# Task goal
Reproduce every entry exactly as shown.

>>

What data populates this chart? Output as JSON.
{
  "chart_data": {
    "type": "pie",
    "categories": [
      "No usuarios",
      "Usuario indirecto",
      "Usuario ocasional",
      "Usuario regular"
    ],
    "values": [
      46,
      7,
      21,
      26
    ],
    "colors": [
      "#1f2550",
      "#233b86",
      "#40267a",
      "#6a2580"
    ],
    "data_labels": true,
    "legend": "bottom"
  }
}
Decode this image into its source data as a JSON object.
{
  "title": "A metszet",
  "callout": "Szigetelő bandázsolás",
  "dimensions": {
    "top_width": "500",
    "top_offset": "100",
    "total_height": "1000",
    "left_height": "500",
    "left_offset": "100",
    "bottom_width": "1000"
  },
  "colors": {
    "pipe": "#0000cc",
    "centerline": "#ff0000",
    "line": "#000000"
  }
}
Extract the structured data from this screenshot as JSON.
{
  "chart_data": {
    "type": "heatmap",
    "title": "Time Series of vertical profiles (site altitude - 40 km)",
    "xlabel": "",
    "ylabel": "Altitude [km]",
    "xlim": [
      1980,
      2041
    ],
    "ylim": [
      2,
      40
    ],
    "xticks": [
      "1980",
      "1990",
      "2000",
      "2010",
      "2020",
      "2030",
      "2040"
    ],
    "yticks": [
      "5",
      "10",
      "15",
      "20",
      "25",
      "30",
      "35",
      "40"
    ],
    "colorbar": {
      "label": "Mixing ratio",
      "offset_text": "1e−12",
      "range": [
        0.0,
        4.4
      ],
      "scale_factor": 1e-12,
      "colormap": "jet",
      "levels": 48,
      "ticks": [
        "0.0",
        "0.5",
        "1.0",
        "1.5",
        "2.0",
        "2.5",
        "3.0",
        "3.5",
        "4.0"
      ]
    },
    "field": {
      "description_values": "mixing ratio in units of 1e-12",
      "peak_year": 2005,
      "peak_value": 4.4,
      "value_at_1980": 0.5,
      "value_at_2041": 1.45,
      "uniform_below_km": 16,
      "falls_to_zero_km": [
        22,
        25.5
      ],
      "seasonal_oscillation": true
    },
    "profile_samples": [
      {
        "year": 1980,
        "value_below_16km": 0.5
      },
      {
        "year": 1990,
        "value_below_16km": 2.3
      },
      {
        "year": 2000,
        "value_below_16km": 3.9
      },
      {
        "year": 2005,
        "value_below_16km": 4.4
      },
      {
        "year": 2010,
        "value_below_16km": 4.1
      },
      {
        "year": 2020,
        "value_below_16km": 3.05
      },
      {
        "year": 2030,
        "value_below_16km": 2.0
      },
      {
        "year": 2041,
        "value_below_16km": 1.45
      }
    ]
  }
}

<<

# Reply to the task
What data populates this chart? Output as JSON.
{
  "chart_data": {
    "type": "pie",
    "categories": [
      "No usuarios",
      "Usuario indirecto",
      "Usuario ocasional",
      "Usuario regular"
    ],
    "values": [
      46,
      7,
      21,
      26
    ],
    "colors": [
      "#1f2550",
      "#233b86",
      "#40267a",
      "#6a2580"
    ],
    "data_labels": true,
    "legend": "bottom"
  }
}
Decode this image into its source data as a JSON object.
{
  "title": "A metszet",
  "callout": "Szigetelő bandázsolás",
  "dimensions": {
    "top_width": "500",
    "top_offset": "100",
    "total_height": "1000",
    "left_height": "500",
    "left_offset": "100",
    "bottom_width": "1000"
  },
  "colors": {
    "pipe": "#0000cc",
    "centerline": "#ff0000",
    "line": "#000000"
  }
}
Extract the structured data from this screenshot as JSON.
{
  "chart_data": {
    "type": "heatmap",
    "title": "Time Series of vertical profiles (site altitude - 40 km)",
    "xlabel": "",
    "ylabel": "Altitude [km]",
    "xlim": [
      1980,
      2041
    ],
    "ylim": [
      2,
      40
    ],
    "xticks": [
      "1980",
      "1990",
      "2000",
      "2010",
      "2020",
      "2030",
      "2040"
    ],
    "yticks": [
      "5",
      "10",
      "15",
      "20",
      "25",
      "30",
      "35",
      "40"
    ],
    "colorbar": {
      "label": "Mixing ratio",
      "offset_text": "1e−12",
      "range": [
        0.0,
        4.4
      ],
      "scale_factor": 1e-12,
      "colormap": "jet",
      "levels": 48,
      "ticks": [
        "0.0",
        "0.5",
        "1.0",
        "1.5",
        "2.0",
        "2.5",
        "3.0",
        "3.5",
        "4.0"
      ]
    },
    "field": {
      "description_values": "mixing ratio in units of 1e-12",
      "peak_year": 2005,
      "peak_value": 4.4,
      "value_at_1980": 0.5,
      "value_at_2041": 1.45,
      "uniform_below_km": 16,
      "falls_to_zero_km": [
        22,
        25.5
      ],
      "seasonal_oscillation": true
    },
    "profile_samples": [
      {
        "year": 1980,
        "value_below_16km": 0.5
      },
      {
        "year": 1990,
        "value_below_16km": 2.3
      },
      {
        "year": 2000,
        "value_below_16km": 3.9
      },
      {
        "year": 2005,
        "value_below_16km": 4.4
      },
      {
        "year": 2010,
        "value_below_16km": 4.1
      },
      {
        "year": 2020,
        "value_below_16km": 3.05
      },
      {
        "year": 2030,
        "value_below_16km": 2.0
      },
      {
        "year": 2041,
        "value_below_16km": 1.45
      }
    ]
  }
}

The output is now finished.